— start —

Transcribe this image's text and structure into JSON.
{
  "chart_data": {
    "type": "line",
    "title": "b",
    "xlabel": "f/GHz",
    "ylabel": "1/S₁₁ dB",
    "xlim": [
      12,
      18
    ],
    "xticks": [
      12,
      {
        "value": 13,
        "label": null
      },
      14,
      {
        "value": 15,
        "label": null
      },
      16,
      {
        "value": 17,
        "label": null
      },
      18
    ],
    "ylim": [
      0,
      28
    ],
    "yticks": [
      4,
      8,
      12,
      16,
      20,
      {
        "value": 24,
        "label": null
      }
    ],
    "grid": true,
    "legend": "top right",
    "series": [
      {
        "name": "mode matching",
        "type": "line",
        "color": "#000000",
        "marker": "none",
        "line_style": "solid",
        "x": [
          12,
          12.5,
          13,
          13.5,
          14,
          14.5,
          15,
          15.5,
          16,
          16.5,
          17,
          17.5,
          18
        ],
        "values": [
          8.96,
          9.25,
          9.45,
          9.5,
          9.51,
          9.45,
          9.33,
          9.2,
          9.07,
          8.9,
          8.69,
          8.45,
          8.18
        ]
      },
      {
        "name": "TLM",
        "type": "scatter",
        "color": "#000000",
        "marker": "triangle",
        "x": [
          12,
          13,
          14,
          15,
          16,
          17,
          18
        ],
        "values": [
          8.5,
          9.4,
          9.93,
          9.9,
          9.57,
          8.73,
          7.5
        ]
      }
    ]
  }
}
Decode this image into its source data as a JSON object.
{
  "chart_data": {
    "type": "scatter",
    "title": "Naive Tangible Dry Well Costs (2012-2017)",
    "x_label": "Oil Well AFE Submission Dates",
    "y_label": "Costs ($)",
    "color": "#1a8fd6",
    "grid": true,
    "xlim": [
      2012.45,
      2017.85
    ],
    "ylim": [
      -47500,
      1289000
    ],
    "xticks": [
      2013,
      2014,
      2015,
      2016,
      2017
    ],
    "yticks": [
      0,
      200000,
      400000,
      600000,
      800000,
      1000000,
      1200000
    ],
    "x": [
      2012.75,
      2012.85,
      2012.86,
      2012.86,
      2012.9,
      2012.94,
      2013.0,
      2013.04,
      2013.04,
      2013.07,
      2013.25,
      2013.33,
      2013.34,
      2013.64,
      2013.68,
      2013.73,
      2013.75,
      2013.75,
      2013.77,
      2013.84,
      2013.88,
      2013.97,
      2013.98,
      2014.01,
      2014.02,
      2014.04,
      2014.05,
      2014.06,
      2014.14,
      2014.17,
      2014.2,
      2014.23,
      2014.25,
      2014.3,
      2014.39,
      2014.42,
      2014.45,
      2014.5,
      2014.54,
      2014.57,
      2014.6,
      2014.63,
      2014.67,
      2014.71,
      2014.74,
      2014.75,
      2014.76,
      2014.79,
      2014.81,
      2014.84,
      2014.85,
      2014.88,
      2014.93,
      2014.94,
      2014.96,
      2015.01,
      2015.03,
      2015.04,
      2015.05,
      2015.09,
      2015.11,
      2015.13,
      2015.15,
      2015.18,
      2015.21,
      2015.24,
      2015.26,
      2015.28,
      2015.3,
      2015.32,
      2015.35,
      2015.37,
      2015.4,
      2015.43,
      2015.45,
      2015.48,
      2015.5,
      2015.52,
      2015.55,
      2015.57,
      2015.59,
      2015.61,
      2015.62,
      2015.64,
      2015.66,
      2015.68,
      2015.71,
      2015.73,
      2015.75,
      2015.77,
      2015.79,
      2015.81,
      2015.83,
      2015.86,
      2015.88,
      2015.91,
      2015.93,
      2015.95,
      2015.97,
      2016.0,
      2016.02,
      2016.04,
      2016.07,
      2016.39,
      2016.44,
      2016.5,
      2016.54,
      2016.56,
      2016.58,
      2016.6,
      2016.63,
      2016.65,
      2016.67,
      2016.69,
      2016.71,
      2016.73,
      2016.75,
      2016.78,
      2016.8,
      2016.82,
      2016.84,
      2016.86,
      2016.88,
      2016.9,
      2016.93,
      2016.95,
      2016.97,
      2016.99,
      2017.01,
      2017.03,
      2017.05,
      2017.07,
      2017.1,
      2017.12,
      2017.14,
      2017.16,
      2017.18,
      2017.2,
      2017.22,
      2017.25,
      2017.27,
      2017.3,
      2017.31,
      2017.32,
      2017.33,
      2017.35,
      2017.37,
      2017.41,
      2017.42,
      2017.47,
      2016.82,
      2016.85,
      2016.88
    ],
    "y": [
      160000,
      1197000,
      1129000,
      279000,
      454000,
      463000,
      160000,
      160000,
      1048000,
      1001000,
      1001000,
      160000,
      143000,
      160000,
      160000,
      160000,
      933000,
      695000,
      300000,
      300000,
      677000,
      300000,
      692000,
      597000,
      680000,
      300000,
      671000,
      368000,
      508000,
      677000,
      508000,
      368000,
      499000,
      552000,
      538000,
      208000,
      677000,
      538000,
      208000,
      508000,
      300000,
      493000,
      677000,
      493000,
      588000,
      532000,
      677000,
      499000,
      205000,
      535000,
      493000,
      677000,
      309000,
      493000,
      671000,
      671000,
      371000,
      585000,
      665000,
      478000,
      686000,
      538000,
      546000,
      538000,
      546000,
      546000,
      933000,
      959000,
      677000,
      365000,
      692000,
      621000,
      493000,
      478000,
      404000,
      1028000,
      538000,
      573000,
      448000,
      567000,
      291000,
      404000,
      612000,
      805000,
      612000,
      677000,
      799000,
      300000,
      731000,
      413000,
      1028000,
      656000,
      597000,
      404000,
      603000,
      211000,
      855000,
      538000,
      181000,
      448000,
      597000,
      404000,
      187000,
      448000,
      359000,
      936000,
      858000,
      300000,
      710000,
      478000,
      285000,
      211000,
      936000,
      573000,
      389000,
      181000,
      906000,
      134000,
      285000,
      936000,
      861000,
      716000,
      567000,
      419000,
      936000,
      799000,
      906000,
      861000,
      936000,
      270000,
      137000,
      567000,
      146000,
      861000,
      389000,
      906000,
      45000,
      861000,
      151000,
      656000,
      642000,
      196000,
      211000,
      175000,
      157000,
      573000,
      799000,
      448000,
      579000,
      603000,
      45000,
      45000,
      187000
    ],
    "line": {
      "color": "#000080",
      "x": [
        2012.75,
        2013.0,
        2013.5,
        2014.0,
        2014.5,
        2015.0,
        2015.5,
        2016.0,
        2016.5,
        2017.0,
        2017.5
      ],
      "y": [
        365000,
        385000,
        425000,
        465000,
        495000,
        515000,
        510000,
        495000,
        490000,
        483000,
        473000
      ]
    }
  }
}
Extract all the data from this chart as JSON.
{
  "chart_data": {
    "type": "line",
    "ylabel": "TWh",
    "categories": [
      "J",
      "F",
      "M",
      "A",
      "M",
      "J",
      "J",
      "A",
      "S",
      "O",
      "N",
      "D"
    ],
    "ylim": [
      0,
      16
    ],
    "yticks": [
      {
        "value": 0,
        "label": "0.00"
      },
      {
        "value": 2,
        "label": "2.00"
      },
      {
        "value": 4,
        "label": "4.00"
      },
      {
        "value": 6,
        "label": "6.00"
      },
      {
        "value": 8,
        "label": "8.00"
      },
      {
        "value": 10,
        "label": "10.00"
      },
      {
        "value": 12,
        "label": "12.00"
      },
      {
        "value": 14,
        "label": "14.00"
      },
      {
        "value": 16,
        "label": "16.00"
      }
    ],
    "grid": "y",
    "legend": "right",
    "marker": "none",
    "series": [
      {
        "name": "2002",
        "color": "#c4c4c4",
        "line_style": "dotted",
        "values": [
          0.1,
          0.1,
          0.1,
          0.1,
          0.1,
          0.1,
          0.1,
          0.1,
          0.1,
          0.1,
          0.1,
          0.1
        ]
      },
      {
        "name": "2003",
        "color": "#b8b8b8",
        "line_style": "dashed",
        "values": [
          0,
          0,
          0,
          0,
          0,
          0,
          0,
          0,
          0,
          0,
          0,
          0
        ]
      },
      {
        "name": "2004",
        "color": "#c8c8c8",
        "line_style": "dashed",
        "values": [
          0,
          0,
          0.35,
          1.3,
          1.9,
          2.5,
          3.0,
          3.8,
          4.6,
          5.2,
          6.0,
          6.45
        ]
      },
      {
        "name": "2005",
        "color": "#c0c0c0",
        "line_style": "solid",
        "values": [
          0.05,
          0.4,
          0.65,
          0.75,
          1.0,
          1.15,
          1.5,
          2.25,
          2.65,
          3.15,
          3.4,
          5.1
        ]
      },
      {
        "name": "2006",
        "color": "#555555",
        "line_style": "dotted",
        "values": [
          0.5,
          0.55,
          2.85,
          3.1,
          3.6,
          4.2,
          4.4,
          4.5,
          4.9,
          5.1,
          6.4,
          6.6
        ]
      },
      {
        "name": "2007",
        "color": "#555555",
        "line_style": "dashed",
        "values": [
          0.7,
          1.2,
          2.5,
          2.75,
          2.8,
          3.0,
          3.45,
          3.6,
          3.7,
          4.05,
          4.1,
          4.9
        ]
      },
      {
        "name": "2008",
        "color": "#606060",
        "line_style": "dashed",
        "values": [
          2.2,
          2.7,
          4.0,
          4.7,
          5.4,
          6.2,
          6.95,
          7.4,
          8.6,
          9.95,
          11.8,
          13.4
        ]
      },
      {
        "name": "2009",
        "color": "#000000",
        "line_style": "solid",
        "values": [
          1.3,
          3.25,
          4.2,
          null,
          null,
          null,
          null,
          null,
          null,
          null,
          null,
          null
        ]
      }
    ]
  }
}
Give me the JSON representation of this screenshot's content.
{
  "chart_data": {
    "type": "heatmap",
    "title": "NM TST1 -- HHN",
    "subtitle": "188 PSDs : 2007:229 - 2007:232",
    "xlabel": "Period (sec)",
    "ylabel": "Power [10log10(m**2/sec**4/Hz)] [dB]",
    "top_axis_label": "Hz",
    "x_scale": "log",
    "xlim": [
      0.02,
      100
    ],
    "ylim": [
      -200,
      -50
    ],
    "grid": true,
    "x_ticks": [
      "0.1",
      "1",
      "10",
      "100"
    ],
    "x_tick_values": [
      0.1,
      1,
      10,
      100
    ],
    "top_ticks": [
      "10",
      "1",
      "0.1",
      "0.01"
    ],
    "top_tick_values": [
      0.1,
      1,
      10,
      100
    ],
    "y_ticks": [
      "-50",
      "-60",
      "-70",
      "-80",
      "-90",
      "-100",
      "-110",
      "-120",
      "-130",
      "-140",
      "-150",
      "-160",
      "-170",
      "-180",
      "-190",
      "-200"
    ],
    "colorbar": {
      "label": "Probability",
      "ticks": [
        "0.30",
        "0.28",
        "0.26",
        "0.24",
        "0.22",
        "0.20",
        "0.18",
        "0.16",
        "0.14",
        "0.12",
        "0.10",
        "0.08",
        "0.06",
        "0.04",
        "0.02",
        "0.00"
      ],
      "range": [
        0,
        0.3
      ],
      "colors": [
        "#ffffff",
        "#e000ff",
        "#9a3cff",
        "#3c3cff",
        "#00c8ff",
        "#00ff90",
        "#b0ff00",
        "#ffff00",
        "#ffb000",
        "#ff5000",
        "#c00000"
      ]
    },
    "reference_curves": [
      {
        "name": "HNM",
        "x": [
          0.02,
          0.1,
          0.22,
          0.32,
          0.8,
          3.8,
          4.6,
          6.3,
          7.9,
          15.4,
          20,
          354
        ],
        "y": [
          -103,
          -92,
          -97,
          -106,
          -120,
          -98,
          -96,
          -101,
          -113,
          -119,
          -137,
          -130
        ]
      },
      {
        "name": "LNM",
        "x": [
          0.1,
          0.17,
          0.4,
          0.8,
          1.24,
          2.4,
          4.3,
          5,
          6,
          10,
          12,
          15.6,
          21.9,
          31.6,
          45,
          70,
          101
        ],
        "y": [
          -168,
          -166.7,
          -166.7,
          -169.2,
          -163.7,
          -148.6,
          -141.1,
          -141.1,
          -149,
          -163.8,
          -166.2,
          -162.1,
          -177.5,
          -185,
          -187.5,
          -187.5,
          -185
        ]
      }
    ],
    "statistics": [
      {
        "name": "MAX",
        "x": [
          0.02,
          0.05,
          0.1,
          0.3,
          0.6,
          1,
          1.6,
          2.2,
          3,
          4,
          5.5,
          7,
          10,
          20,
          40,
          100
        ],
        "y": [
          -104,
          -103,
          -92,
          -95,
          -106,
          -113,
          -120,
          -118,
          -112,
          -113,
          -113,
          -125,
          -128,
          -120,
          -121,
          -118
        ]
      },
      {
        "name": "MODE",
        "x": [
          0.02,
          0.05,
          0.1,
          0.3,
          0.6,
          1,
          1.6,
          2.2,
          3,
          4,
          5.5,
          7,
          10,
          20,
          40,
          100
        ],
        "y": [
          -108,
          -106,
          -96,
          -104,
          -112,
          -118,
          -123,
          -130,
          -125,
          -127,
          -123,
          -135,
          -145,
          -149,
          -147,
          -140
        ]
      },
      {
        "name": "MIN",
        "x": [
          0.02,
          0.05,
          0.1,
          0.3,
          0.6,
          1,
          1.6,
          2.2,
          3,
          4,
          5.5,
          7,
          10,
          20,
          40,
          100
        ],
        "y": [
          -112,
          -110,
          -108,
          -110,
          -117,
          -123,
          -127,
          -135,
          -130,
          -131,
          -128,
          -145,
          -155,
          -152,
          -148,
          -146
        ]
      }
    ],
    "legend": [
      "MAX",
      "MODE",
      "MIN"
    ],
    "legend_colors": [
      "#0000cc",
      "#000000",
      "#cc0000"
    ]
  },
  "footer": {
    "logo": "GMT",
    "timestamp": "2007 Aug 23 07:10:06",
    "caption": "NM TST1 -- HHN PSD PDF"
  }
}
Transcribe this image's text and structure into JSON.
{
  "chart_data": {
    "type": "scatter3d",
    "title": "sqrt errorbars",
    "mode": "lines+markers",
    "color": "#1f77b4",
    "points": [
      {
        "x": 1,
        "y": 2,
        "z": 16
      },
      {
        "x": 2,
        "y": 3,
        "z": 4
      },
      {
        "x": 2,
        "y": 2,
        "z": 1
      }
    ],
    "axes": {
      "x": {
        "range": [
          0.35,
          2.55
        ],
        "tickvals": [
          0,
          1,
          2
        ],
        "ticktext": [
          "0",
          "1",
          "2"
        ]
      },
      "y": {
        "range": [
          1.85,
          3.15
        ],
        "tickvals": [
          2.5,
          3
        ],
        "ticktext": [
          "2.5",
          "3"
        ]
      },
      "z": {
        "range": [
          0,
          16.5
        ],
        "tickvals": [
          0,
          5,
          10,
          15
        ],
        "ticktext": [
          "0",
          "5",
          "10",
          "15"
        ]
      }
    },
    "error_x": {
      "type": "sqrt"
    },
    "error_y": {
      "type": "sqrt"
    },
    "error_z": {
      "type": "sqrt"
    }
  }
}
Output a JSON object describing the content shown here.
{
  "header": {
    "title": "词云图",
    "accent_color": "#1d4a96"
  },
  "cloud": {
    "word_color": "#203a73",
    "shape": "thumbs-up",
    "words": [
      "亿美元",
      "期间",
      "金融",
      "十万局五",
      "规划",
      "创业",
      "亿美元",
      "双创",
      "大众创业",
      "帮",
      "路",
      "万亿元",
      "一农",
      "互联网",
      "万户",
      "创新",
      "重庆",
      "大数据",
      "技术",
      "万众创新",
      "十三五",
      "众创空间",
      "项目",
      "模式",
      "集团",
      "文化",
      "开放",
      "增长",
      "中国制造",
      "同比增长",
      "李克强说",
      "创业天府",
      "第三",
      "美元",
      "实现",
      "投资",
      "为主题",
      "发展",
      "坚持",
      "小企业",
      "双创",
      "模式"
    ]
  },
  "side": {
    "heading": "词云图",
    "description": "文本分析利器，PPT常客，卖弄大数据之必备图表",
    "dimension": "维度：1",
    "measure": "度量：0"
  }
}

— end —

◆ Exercise
Your answer should be a single number: the count of lines that contain "JSON".

◆ Output of the exercise
6